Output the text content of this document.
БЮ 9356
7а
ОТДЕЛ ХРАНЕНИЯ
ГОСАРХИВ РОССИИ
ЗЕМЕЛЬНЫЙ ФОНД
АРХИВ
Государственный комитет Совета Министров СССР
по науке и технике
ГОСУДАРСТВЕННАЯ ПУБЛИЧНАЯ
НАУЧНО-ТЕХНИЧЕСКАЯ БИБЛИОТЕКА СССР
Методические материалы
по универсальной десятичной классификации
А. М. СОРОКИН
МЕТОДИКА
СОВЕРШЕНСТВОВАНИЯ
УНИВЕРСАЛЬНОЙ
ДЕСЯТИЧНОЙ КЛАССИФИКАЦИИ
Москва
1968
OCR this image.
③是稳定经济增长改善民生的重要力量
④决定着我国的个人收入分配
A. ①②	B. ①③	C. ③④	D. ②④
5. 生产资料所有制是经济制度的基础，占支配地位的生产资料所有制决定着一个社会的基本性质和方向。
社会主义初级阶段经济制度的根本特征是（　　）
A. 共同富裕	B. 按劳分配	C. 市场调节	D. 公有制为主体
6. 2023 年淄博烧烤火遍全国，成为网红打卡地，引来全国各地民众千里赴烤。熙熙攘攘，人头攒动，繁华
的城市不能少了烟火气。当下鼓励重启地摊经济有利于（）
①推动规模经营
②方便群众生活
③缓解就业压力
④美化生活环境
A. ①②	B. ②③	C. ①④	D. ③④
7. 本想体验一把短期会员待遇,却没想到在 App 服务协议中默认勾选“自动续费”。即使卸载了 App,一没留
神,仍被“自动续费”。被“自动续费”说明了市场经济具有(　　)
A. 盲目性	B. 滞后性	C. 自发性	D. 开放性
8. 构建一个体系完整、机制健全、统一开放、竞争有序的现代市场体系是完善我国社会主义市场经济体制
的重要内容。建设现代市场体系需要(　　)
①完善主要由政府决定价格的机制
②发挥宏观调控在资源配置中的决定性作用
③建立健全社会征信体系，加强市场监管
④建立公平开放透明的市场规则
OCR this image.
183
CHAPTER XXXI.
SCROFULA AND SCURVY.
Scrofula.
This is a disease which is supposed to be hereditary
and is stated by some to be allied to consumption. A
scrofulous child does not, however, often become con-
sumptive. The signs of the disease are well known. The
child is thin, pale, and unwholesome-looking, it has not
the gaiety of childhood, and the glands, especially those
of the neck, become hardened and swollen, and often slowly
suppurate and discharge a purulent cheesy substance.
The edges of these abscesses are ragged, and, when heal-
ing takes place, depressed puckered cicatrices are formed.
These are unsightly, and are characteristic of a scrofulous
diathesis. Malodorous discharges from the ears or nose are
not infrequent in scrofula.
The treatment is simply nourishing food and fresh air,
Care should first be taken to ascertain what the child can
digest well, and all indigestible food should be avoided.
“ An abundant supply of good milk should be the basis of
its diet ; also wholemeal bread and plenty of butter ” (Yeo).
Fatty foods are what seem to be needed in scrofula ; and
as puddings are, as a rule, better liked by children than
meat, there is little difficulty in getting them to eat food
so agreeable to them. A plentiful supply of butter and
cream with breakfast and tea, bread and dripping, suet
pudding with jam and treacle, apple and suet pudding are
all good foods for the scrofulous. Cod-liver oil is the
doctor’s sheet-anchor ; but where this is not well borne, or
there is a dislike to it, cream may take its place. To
☆ ☆ ☆ ☆
INSTRUCTIONS FOR THE TASK: Pick out the lines containing the string "suet".

TASK RESPONSE:
cream with breakfast and tea, bread and dripping, suet
pudding with jam and treacle, apple and suet pudding are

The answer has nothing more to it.